TASK GOAL.
Among the lines below, count those with "this". Give only the number.

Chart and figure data
◆ ◆ ◆

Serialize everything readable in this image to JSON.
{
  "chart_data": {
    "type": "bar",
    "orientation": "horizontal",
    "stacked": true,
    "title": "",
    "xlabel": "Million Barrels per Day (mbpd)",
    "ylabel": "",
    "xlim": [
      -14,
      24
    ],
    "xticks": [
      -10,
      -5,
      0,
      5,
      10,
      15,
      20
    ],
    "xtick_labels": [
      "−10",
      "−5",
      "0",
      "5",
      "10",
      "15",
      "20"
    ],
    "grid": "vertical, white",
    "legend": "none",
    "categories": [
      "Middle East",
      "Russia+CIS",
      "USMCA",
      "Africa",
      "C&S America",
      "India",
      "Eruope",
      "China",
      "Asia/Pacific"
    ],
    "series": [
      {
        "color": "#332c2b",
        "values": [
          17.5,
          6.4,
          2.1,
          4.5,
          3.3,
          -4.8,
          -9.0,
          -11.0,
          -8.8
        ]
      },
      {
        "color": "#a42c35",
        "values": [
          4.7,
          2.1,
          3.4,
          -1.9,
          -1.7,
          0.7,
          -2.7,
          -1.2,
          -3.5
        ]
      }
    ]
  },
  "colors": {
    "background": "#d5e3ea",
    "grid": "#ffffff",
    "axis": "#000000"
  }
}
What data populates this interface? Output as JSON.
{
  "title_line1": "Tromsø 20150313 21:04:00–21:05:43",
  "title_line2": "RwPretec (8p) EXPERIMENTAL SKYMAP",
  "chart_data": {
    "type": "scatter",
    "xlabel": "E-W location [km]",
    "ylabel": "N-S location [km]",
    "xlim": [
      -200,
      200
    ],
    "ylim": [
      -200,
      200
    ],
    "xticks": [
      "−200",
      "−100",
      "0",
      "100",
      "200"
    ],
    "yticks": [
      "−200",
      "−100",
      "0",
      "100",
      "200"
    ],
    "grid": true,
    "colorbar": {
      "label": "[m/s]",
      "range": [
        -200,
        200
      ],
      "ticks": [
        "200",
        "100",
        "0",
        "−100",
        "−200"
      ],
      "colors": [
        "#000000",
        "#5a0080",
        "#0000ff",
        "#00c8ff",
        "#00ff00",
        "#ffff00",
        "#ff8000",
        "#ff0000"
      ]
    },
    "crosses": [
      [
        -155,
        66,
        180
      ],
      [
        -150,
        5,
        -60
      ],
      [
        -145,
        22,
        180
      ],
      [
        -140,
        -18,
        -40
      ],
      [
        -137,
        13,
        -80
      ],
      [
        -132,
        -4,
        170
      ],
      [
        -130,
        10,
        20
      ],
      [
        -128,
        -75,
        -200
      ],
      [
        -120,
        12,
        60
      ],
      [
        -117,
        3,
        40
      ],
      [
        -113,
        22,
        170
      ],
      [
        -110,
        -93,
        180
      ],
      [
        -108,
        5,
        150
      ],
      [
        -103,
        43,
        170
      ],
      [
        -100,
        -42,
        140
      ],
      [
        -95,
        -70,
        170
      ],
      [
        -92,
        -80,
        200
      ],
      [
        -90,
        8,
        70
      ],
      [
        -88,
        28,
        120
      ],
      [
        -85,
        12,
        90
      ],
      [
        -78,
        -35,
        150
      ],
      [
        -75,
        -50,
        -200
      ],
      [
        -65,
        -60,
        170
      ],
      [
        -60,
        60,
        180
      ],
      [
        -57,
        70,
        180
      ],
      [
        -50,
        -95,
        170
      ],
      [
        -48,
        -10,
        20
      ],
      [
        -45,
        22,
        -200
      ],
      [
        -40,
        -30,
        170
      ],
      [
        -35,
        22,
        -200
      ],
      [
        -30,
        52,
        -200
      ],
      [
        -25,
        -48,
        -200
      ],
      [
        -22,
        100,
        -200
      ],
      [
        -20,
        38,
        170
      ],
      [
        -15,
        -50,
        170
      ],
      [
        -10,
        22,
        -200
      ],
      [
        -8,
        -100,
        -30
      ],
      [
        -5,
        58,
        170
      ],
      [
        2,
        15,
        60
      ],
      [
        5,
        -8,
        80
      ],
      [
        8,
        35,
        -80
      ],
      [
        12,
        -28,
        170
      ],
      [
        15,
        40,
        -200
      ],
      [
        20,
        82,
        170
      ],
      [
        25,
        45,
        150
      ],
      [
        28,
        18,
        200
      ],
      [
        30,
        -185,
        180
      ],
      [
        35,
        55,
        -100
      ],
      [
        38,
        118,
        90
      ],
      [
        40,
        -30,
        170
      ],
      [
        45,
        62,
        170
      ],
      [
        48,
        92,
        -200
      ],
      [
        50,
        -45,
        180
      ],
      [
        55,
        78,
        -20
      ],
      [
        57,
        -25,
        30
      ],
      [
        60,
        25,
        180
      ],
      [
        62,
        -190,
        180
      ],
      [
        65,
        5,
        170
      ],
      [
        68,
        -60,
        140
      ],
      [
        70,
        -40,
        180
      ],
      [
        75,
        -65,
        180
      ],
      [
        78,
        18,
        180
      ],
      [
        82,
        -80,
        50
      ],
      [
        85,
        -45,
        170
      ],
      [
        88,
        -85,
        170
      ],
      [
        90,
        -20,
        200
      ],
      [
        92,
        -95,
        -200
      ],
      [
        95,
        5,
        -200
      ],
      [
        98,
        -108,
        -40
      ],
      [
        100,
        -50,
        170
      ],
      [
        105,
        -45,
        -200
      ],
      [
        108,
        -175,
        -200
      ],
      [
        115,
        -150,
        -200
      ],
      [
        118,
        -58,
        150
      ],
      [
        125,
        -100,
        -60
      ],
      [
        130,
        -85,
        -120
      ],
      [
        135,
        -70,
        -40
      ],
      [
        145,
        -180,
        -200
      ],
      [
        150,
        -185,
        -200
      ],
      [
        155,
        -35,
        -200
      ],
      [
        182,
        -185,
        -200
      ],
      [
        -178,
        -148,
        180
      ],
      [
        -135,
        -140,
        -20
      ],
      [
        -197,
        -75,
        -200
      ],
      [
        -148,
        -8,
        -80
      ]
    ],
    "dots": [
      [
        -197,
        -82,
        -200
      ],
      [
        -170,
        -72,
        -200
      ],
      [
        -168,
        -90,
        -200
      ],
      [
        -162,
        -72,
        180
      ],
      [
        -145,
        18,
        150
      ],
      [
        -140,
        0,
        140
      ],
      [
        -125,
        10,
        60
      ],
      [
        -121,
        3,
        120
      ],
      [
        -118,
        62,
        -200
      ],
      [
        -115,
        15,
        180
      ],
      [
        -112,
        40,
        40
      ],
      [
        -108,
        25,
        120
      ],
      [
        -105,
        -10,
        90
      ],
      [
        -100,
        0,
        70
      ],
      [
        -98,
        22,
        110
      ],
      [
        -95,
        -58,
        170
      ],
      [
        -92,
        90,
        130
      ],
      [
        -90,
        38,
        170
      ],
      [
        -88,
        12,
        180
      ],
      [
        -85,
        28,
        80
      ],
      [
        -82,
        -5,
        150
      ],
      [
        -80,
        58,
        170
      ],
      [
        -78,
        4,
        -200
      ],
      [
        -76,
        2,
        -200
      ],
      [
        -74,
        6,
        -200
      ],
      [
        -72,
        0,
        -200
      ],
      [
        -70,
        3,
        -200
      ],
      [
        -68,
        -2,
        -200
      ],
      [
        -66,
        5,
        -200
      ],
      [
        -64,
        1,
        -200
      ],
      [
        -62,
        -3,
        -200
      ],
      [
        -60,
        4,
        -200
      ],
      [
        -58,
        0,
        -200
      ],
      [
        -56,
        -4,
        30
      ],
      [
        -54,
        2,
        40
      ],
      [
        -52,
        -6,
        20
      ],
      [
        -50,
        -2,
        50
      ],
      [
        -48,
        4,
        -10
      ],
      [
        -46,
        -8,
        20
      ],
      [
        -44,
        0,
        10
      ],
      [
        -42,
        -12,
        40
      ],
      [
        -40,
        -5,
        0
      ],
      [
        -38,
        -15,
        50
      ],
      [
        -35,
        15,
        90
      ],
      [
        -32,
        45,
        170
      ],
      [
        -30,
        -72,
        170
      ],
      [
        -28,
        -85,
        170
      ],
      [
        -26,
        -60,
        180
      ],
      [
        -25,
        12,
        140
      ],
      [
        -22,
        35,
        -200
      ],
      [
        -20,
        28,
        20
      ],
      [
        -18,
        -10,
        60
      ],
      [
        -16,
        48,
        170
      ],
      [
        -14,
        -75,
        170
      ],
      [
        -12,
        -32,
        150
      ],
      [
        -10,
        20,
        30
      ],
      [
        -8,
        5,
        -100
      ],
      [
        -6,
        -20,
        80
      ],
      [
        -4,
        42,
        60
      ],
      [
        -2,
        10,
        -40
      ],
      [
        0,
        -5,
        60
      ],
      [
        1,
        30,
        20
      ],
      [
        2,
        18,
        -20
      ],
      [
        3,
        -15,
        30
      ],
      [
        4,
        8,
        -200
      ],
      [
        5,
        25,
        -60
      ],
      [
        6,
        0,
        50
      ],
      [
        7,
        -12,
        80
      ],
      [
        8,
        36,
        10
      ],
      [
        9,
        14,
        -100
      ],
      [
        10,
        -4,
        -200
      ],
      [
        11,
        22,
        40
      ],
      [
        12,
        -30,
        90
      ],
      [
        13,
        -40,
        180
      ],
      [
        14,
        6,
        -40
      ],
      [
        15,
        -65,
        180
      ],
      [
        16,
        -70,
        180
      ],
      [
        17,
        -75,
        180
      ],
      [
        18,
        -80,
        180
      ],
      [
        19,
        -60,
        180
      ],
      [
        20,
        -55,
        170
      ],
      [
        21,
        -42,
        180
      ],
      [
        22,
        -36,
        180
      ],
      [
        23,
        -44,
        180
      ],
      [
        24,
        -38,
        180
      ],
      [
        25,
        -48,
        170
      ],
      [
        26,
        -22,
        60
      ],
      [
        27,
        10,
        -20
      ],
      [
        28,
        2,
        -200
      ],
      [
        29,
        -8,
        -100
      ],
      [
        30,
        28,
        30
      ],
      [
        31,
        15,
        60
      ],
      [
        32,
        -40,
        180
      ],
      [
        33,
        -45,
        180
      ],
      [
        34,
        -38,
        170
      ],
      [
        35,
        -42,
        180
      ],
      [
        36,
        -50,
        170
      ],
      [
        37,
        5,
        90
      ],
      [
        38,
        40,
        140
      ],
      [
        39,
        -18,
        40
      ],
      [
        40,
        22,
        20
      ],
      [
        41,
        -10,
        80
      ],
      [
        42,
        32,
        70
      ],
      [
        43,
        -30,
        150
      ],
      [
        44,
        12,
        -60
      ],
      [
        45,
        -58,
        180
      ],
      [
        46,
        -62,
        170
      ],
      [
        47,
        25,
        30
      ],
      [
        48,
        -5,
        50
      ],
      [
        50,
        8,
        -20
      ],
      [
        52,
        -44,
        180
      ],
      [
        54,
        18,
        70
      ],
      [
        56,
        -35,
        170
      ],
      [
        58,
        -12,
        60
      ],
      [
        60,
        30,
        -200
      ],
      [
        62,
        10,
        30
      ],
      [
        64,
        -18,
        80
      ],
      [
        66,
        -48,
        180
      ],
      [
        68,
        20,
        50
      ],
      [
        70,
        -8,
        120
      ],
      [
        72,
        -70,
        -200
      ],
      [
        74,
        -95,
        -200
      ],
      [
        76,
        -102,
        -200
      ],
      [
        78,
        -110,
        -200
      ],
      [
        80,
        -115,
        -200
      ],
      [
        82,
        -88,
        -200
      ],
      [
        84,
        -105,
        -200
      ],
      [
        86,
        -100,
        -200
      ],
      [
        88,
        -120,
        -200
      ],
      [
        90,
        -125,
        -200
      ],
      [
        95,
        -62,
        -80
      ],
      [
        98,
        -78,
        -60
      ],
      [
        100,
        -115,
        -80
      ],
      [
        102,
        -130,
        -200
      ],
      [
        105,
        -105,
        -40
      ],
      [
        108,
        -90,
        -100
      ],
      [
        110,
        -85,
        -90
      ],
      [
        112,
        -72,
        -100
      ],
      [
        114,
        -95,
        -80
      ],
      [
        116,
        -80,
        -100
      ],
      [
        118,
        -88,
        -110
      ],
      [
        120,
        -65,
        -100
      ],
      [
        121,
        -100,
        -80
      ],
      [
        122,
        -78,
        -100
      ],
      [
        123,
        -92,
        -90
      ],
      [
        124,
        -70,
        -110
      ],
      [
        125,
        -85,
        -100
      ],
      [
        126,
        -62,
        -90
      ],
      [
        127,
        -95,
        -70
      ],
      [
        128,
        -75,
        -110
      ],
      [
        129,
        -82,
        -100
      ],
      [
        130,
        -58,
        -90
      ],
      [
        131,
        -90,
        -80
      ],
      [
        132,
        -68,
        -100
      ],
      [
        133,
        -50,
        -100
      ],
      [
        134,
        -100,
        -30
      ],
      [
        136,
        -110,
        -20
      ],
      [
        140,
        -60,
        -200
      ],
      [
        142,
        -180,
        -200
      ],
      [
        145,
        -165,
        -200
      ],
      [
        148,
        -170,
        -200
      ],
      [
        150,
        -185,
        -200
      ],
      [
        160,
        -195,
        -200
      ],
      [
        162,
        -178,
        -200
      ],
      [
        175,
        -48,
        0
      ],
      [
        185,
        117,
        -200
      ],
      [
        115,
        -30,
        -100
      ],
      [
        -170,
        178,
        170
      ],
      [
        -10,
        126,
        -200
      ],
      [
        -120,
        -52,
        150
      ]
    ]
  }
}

◆ ◆ ◆

CORRECT RESULT.
2